PROBLEM DETAILS:
Go through the entries below and collect each line with the string "think" in it.

STORED RECORDS:
## start
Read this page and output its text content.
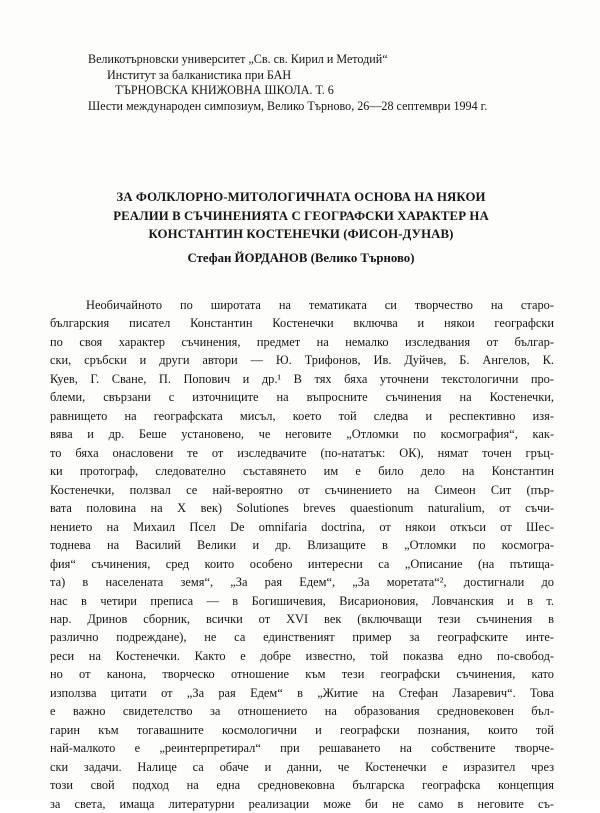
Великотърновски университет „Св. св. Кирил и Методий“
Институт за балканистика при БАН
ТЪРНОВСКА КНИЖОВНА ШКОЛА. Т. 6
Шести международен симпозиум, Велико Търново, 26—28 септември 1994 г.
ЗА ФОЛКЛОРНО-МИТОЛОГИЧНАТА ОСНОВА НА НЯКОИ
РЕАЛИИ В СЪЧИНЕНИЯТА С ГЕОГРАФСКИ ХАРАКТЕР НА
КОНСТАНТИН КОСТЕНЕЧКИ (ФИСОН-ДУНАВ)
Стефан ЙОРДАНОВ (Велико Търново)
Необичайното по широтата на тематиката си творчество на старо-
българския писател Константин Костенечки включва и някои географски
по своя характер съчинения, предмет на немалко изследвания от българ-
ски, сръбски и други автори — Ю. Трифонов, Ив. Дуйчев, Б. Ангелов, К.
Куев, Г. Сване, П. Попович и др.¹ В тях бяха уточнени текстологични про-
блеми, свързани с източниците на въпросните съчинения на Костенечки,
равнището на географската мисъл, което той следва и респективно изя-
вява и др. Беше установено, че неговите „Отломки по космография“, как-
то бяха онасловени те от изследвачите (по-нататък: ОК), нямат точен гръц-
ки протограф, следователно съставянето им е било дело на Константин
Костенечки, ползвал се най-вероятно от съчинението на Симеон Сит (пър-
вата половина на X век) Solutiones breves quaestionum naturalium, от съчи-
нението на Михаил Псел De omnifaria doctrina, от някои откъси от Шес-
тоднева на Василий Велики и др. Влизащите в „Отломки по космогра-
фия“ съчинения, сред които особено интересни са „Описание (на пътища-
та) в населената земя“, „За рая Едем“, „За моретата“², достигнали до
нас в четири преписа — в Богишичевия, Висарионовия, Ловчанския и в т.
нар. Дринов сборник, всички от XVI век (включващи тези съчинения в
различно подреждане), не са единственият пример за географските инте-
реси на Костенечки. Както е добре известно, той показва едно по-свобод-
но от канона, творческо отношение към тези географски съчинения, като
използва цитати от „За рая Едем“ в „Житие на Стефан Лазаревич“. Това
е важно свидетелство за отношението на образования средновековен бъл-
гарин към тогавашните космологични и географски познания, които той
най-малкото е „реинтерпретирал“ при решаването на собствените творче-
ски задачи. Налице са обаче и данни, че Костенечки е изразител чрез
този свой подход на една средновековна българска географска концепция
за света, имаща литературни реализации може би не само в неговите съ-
## end
## start
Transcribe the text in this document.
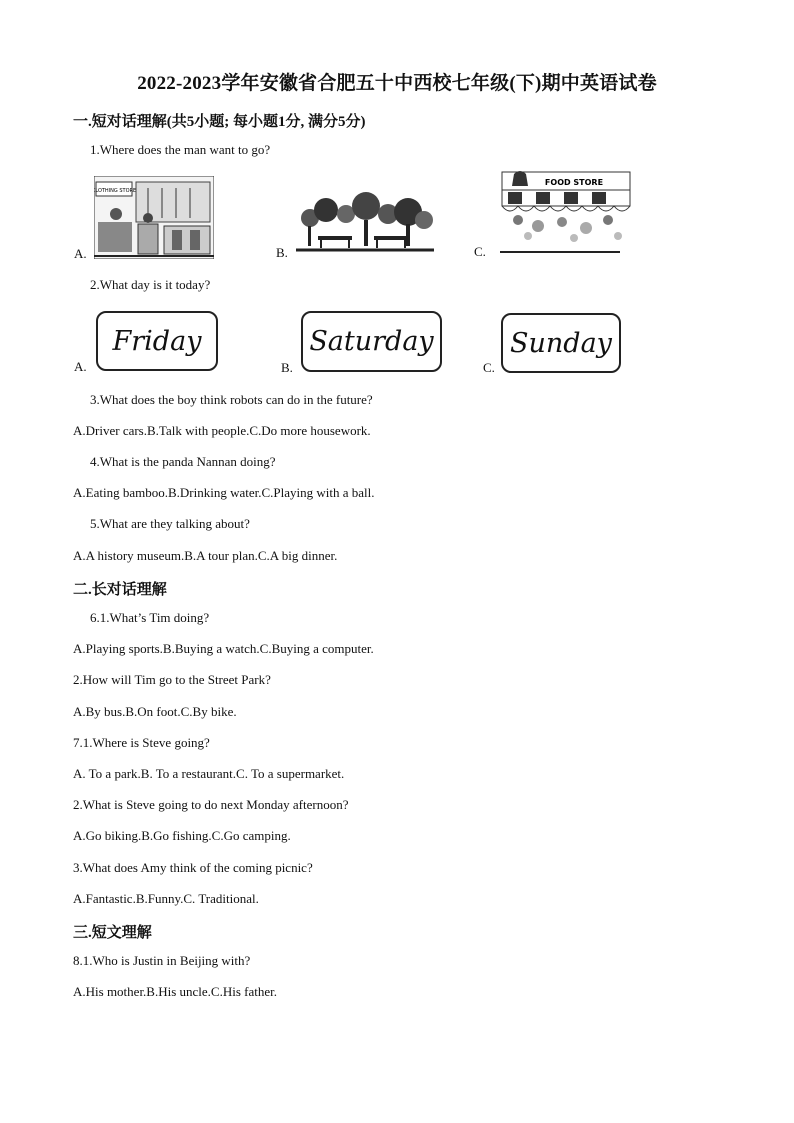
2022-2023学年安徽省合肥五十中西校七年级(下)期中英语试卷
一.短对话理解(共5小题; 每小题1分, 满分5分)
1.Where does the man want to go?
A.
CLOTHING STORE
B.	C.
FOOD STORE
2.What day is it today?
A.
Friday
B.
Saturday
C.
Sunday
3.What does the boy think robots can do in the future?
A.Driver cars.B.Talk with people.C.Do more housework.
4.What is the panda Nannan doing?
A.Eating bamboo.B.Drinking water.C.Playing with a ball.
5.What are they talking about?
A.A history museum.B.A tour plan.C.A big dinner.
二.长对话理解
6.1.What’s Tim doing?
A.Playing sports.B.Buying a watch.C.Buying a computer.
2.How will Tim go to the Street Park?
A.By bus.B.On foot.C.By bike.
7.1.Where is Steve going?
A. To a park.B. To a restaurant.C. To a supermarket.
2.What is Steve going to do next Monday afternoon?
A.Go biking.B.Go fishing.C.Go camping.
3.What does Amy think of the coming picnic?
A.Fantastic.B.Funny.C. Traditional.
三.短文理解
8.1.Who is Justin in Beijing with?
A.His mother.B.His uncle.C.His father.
## end
EXERCISE SOLUTION:
3.What does the boy think robots can do in the future?
3.What does Amy think of the coming picnic?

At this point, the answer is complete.